> [Task] Write out the entire listing below exactly as it appears, minus any pictures.

Saved entries
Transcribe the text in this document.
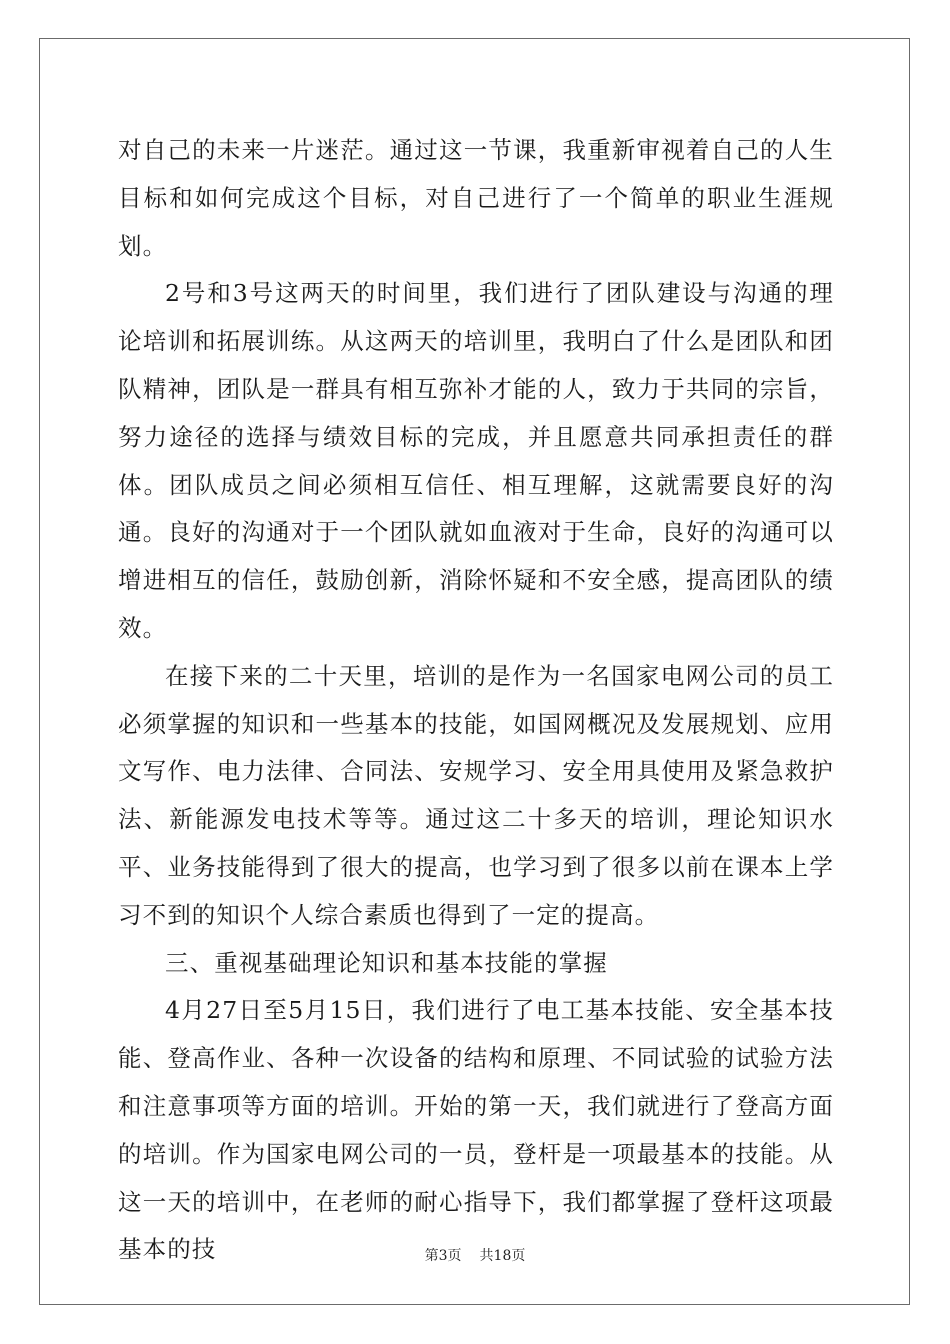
对自己的未来一片迷茫。通过这一节课，我重新审视着自己的人生目标和如何完成这个目标，对自己进行了一个简单的职业生涯规划。

2号和3号这两天的时间里，我们进行了团队建设与沟通的理论培训和拓展训练。从这两天的培训里，我明白了什么是团队和团队精神，团队是一群具有相互弥补才能的人，致力于共同的宗旨，努力途径的选择与绩效目标的完成，并且愿意共同承担责任的群体。团队成员之间必须相互信任、相互理解，这就需要良好的沟通。良好的沟通对于一个团队就如血液对于生命，良好的沟通可以增进相互的信任，鼓励创新，消除怀疑和不安全感，提高团队的绩效。

在接下来的二十天里，培训的是作为一名国家电网公司的员工必须掌握的知识和一些基本的技能，如国网概况及发展规划、应用文写作、电力法律、合同法、安规学习、安全用具使用及紧急救护法、新能源发电技术等等。通过这二十多天的培训，理论知识水平、业务技能得到了很大的提高，也学习到了很多以前在课本上学习不到的知识个人综合素质也得到了一定的提高。

三、重视基础理论知识和基本技能的掌握

4月27日至5月15日，我们进行了电工基本技能、安全基本技能、登高作业、各种一次设备的结构和原理、不同试验的试验方法和注意事项等方面的培训。开始的第一天，我们就进行了登高方面的培训。作为国家电网公司的一员，登杆是一项最基本的技能。从这一天的培训中，在老师的耐心指导下，我们都掌握了登杆这项最基本的技	第3页 共18页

> [Result below]
Transcribe the text in this document.
对自己的未来一片迷茫。通过这一节课，我重新审视着自己的人生目标和如何完成这个目标，对自己进行了一个简单的职业生涯规划。

2号和3号这两天的时间里，我们进行了团队建设与沟通的理论培训和拓展训练。从这两天的培训里，我明白了什么是团队和团队精神，团队是一群具有相互弥补才能的人，致力于共同的宗旨，努力途径的选择与绩效目标的完成，并且愿意共同承担责任的群体。团队成员之间必须相互信任、相互理解，这就需要良好的沟通。良好的沟通对于一个团队就如血液对于生命，良好的沟通可以增进相互的信任，鼓励创新，消除怀疑和不安全感，提高团队的绩效。

在接下来的二十天里，培训的是作为一名国家电网公司的员工必须掌握的知识和一些基本的技能，如国网概况及发展规划、应用文写作、电力法律、合同法、安规学习、安全用具使用及紧急救护法、新能源发电技术等等。通过这二十多天的培训，理论知识水平、业务技能得到了很大的提高，也学习到了很多以前在课本上学习不到的知识个人综合素质也得到了一定的提高。

三、重视基础理论知识和基本技能的掌握

4月27日至5月15日，我们进行了电工基本技能、安全基本技能、登高作业、各种一次设备的结构和原理、不同试验的试验方法和注意事项等方面的培训。开始的第一天，我们就进行了登高方面的培训。作为国家电网公司的一员，登杆是一项最基本的技能。从这一天的培训中，在老师的耐心指导下，我们都掌握了登杆这项最基本的技	第3页 共18页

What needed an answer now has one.